◆ Written problem: Set out the material below as a Markdown table with the columns "Row" and "Text", giving each line a row number and skipping blank lines.

◆ Information shown:
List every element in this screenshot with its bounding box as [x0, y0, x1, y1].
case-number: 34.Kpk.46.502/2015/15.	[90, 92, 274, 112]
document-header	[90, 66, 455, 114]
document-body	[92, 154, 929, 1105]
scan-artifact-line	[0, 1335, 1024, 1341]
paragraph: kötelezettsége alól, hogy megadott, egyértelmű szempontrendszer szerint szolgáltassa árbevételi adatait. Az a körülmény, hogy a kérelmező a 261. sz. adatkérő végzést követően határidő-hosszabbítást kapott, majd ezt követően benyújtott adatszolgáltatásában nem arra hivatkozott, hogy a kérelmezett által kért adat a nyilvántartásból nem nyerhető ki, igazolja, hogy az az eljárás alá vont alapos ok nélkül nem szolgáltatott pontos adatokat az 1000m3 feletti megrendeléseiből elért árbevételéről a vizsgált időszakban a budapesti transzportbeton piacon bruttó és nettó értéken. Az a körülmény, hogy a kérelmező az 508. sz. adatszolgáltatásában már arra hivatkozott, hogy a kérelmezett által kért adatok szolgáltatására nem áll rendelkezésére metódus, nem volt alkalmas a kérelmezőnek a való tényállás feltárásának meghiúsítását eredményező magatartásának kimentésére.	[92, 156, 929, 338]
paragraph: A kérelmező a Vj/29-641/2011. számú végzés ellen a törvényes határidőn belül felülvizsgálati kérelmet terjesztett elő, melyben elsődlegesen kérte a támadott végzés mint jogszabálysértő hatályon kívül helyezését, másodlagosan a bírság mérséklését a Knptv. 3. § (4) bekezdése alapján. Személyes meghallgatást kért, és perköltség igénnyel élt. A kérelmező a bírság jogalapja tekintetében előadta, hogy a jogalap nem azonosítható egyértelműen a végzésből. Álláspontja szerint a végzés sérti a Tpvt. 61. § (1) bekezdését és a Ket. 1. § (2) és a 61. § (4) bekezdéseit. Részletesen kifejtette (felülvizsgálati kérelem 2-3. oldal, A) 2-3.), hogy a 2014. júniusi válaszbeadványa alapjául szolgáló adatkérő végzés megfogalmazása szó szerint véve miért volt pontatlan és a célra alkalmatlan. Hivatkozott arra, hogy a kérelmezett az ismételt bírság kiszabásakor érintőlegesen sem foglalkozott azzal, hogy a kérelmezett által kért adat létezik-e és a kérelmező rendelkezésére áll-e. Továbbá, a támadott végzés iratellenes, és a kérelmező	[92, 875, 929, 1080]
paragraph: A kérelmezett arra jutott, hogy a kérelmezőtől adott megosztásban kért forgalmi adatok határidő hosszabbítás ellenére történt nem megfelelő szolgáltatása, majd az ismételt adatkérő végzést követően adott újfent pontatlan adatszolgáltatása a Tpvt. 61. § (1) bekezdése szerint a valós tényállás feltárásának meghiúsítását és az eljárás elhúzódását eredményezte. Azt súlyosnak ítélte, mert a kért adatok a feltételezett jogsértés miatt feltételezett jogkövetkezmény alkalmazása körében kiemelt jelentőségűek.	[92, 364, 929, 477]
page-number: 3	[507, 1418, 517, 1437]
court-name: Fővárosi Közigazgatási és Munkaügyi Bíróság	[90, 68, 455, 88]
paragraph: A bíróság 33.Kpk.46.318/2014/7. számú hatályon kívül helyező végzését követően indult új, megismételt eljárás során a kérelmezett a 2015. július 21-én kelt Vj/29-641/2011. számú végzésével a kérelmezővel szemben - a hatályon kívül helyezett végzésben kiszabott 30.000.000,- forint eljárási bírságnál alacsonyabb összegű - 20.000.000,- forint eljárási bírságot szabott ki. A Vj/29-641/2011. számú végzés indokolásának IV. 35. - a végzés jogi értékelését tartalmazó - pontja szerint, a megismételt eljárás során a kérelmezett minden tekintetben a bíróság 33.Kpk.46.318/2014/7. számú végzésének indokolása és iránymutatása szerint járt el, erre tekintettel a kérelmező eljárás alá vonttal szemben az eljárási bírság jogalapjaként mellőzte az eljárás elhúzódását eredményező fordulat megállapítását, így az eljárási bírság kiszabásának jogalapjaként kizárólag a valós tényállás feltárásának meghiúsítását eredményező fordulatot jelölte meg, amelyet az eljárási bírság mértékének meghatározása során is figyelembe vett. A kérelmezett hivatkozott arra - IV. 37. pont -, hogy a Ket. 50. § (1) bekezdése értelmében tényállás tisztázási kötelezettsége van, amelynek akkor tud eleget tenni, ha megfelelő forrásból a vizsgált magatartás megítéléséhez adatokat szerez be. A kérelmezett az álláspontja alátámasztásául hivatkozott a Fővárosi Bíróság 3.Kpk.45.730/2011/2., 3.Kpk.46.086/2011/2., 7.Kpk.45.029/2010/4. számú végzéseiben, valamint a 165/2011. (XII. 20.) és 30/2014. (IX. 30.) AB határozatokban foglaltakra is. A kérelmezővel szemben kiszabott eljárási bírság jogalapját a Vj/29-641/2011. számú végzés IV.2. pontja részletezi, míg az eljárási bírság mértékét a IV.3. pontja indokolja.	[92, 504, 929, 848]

◆ Result of this task:
| Row | Text |
|---|---|
| 1 | List every element in this screenshot with its bounding box as [x0, y0, x1, y1]. |
| 2 | case-number: 34.Kpk.46.502/2015/15.	[90, 92, 274, 112] |
| 3 | document-header	[90, 66, 455, 114] |
| 4 | document-body	[92, 154, 929, 1105] |
| 5 | scan-artifact-line	[0, 1335, 1024, 1341] |
| 6 | paragraph: kötelezettsége alól, hogy megadott, egyértelmű szempontrendszer szerint szolgáltassa árbevételi adatait. Az a körülmény, hogy a kérelmező a 261. sz. adatkérő végzést követően határidő-hosszabbítást kapott, majd ezt követően benyújtott adatszolgáltatásában nem arra hivatkozott, hogy a kérelmezett által kért adat a nyilvántartásból nem nyerhető ki, igazolja, hogy az az eljárás alá vont alapos ok nélkül nem szolgáltatott pontos adatokat az 1000m3 feletti megrendeléseiből elért árbevételéről a vizsgált időszakban a budapesti transzportbeton piacon bruttó és nettó értéken. Az a körülmény, hogy a kérelmező az 508. sz. adatszolgáltatásában már arra hivatkozott, hogy a kérelmezett által kért adatok szolgáltatására nem áll rendelkezésére metódus, nem volt alkalmas a kérelmezőnek a való tényállás feltárásának meghiúsítását eredményező magatartásának kimentésére.	[92, 156, 929, 338] |
| 7 | paragraph: A kérelmező a Vj/29-641/2011. számú végzés ellen a törvényes határidőn belül felülvizsgálati kérelmet terjesztett elő, melyben elsődlegesen kérte a támadott végzés mint jogszabálysértő hatályon kívül helyezését, másodlagosan a bírság mérséklését a Knptv. 3. § (4) bekezdése alapján. Személyes meghallgatást kért, és perköltség igénnyel élt. A kérelmező a bírság jogalapja tekintetében előadta, hogy a jogalap nem azonosítható egyértelműen a végzésből. Álláspontja szerint a végzés sérti a Tpvt. 61. § (1) bekezdését és a Ket. 1. § (2) és a 61. § (4) bekezdéseit. Részletesen kifejtette (felülvizsgálati kérelem 2-3. oldal, A) 2-3.), hogy a 2014. júniusi válaszbeadványa alapjául szolgáló adatkérő végzés megfogalmazása szó szerint véve miért volt pontatlan és a célra alkalmatlan. Hivatkozott arra, hogy a kérelmezett az ismételt bírság kiszabásakor érintőlegesen sem foglalkozott azzal, hogy a kérelmezett által kért adat létezik-e és a kérelmező rendelkezésére áll-e. Továbbá, a támadott végzés iratellenes, és a kérelmező	[92, 875, 929, 1080] |
| 8 | paragraph: A kérelmezett arra jutott, hogy a kérelmezőtől adott megosztásban kért forgalmi adatok határidő hosszabbítás ellenére történt nem megfelelő szolgáltatása, majd az ismételt adatkérő végzést követően adott újfent pontatlan adatszolgáltatása a Tpvt. 61. § (1) bekezdése szerint a valós tényállás feltárásának meghiúsítását és az eljárás elhúzódását eredményezte. Azt súlyosnak ítélte, mert a kért adatok a feltételezett jogsértés miatt feltételezett jogkövetkezmény alkalmazása körében kiemelt jelentőségűek.	[92, 364, 929, 477] |
| 9 | page-number: 3	[507, 1418, 517, 1437] |
| 10 | court-name: Fővárosi Közigazgatási és Munkaügyi Bíróság	[90, 68, 455, 88] |
| 11 | paragraph: A bíróság 33.Kpk.46.318/2014/7. számú hatályon kívül helyező végzését követően indult új, megismételt eljárás során a kérelmezett a 2015. július 21-én kelt Vj/29-641/2011. számú végzésével a kérelmezővel szemben - a hatályon kívül helyezett végzésben kiszabott 30.000.000,- forint eljárási bírságnál alacsonyabb összegű - 20.000.000,- forint eljárási bírságot szabott ki. A Vj/29-641/2011. számú végzés indokolásának IV. 35. - a végzés jogi értékelését tartalmazó - pontja szerint, a megismételt eljárás során a kérelmezett minden tekintetben a bíróság 33.Kpk.46.318/2014/7. számú végzésének indokolása és iránymutatása szerint járt el, erre tekintettel a kérelmező eljárás alá vonttal szemben az eljárási bírság jogalapjaként mellőzte az eljárás elhúzódását eredményező fordulat megállapítását, így az eljárási bírság kiszabásának jogalapjaként kizárólag a valós tényállás feltárásának meghiúsítását eredményező fordulatot jelölte meg, amelyet az eljárási bírság mértékének meghatározása során is figyelembe vett. A kérelmezett hivatkozott arra - IV. 37. pont -, hogy a Ket. 50. § (1) bekezdése értelmében tényállás tisztázási kötelezettsége van, amelynek akkor tud eleget tenni, ha megfelelő forrásból a vizsgált magatartás megítéléséhez adatokat szerez be. A kérelmezett az álláspontja alátámasztásául hivatkozott a Fővárosi Bíróság 3.Kpk.45.730/2011/2., 3.Kpk.46.086/2011/2., 7.Kpk.45.029/2010/4. számú végzéseiben, valamint a 165/2011. (XII. 20.) és 30/2014. (IX. 30.) AB határozatokban foglaltakra is. A kérelmezővel szemben kiszabott eljárási bírság jogalapját a Vj/29-641/2011. számú végzés IV.2. pontja részletezi, míg az eljárási bírság mértékét a IV.3. pontja indokolja.	[92, 504, 929, 848] |